(A run of records)
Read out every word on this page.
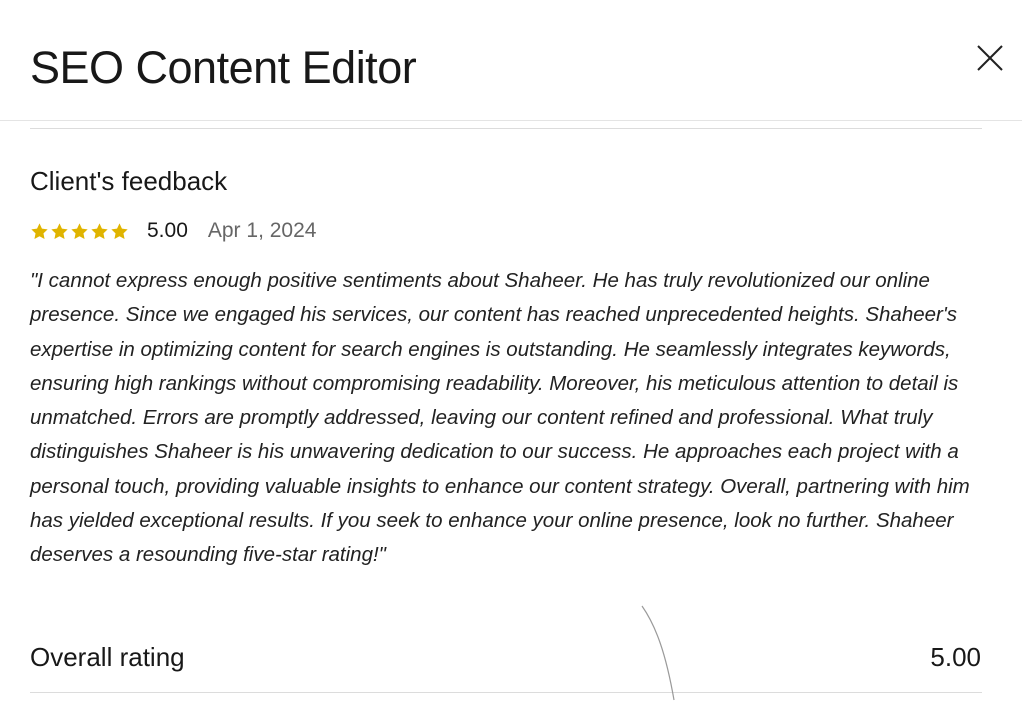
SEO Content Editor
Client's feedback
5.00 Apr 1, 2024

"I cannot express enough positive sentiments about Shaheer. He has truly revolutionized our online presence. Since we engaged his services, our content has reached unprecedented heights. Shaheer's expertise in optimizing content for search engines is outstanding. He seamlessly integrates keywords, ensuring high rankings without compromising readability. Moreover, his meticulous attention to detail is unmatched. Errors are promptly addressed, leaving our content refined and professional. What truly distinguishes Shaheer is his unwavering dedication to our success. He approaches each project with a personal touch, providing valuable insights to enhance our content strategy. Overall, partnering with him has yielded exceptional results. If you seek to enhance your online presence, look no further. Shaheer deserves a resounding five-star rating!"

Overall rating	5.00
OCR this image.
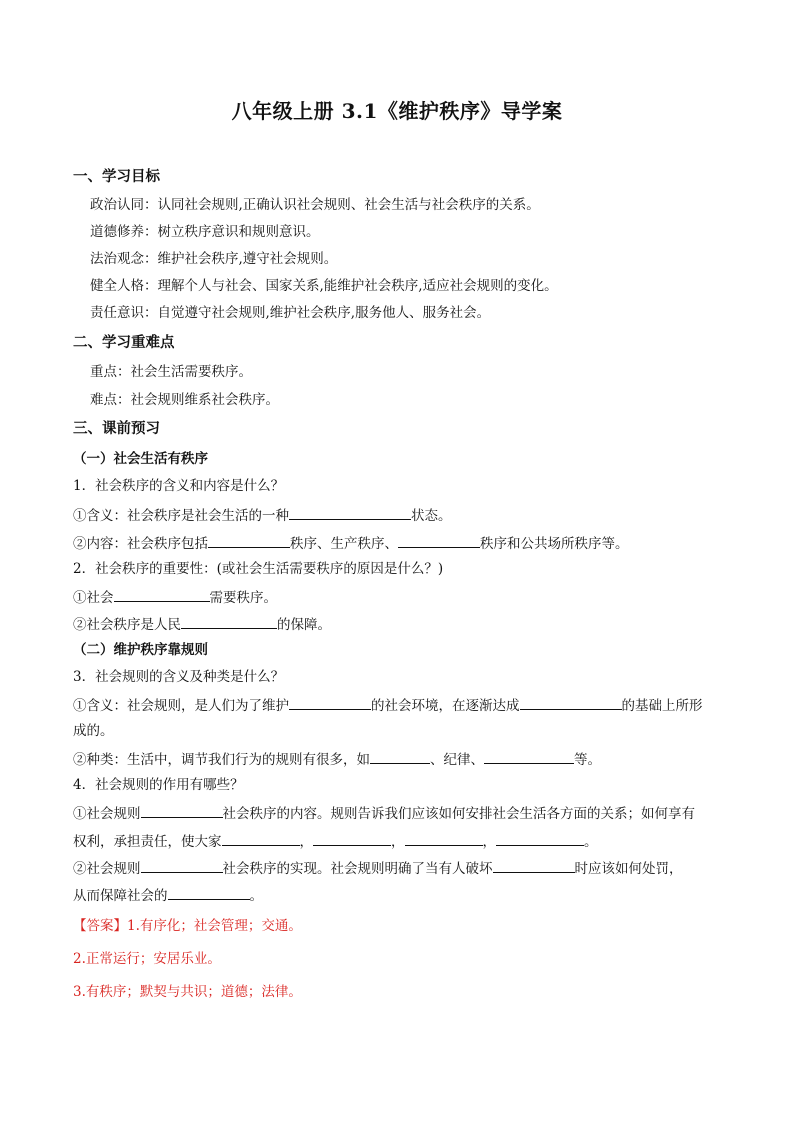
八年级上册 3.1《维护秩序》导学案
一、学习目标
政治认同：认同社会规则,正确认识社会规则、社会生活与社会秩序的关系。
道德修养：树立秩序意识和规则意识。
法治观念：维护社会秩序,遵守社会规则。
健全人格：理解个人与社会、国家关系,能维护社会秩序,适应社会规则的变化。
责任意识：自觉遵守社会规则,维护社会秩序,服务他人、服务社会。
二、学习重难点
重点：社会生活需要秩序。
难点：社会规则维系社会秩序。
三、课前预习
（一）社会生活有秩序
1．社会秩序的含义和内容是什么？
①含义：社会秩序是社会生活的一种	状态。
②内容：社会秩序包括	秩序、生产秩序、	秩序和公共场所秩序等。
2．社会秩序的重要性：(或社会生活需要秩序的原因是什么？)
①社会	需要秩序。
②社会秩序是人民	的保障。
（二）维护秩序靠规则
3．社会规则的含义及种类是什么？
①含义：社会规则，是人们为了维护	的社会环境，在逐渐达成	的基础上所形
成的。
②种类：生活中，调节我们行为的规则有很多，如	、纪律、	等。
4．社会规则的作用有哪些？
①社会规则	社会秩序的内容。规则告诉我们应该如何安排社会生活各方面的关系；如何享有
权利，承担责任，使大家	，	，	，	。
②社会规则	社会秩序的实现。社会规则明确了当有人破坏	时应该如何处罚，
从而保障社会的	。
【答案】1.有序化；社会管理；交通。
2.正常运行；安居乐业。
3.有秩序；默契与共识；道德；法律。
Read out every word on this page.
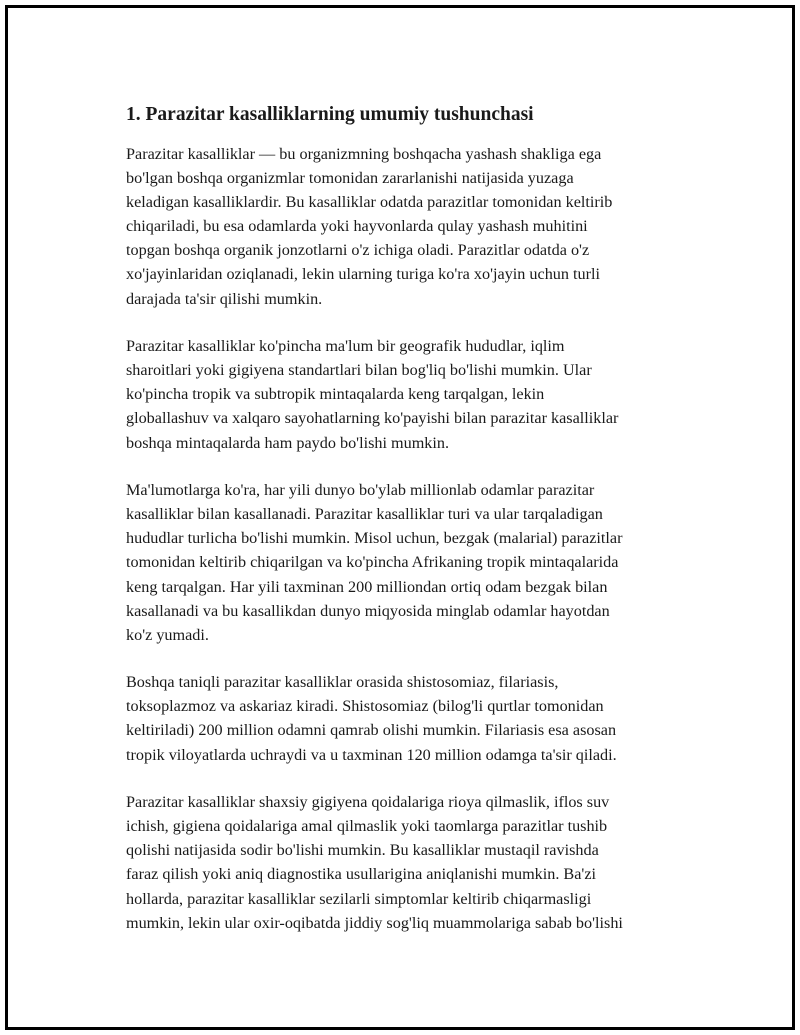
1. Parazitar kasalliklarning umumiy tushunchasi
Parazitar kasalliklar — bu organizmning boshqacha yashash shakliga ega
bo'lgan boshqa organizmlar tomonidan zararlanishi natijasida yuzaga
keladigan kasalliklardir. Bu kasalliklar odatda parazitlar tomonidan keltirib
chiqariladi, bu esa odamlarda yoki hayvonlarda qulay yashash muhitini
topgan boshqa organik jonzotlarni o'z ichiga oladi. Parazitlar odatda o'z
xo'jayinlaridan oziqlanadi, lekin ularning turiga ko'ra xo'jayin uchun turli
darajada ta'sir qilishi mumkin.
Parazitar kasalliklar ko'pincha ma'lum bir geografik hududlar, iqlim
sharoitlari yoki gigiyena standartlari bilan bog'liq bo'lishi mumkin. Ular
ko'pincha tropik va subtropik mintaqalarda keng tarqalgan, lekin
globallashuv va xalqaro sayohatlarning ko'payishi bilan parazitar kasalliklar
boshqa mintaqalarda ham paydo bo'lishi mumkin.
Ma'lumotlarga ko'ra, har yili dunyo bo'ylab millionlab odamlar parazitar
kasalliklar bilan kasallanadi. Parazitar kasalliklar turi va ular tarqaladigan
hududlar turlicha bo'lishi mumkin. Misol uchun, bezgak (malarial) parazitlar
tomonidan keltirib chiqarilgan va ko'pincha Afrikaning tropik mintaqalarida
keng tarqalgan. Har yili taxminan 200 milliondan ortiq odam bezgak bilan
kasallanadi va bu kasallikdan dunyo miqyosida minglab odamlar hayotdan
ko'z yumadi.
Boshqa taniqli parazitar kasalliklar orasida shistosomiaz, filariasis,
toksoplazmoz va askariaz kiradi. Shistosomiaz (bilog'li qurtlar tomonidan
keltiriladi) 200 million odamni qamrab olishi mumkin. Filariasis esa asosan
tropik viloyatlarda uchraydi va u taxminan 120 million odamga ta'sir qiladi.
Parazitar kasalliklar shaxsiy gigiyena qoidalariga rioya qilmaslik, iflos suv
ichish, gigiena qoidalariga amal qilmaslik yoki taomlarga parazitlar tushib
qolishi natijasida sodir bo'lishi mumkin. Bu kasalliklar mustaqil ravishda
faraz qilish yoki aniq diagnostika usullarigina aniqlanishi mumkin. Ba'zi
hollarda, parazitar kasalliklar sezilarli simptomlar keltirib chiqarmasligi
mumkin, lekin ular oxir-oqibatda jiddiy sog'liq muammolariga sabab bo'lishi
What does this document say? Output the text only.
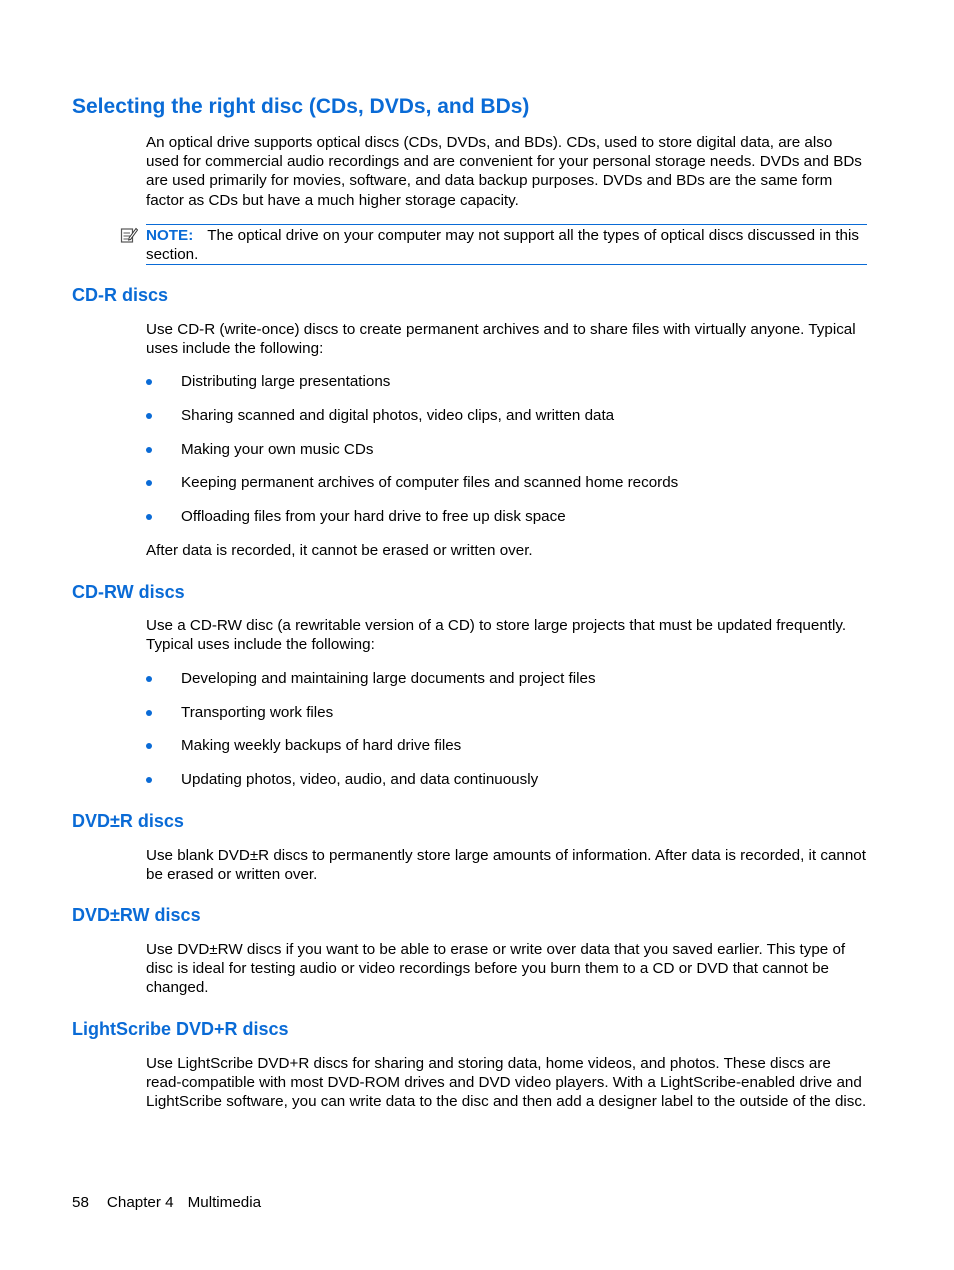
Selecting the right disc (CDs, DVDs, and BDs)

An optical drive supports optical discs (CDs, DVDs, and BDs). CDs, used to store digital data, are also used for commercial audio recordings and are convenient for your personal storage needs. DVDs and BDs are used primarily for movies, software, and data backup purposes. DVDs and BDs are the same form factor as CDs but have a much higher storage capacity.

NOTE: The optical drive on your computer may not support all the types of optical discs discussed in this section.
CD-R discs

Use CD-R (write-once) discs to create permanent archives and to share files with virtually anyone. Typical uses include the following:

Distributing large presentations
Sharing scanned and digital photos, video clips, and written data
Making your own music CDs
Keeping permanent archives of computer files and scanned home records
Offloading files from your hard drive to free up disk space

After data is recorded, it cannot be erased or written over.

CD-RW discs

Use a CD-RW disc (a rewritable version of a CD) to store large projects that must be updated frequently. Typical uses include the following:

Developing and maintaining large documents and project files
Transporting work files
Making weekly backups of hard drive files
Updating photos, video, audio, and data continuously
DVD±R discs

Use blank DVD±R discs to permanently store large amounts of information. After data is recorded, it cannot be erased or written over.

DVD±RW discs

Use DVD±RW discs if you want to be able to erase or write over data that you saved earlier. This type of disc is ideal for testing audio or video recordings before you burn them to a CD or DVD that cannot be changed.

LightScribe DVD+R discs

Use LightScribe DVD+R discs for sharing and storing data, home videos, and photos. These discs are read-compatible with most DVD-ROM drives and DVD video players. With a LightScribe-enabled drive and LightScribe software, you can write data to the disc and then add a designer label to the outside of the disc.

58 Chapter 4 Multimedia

▶ Work required
Review the material and copy each line in which the word "lekin" appears.

▶ Answer below
xo'jayinlaridan oziqlanadi, lekin ularning turiga ko'ra xo'jayin uchun turli
ko'pincha tropik va subtropik mintaqalarda keng tarqalgan, lekin
mumkin, lekin ular oxir-oqibatda jiddiy sog'liq muammolariga sabab bo'lishi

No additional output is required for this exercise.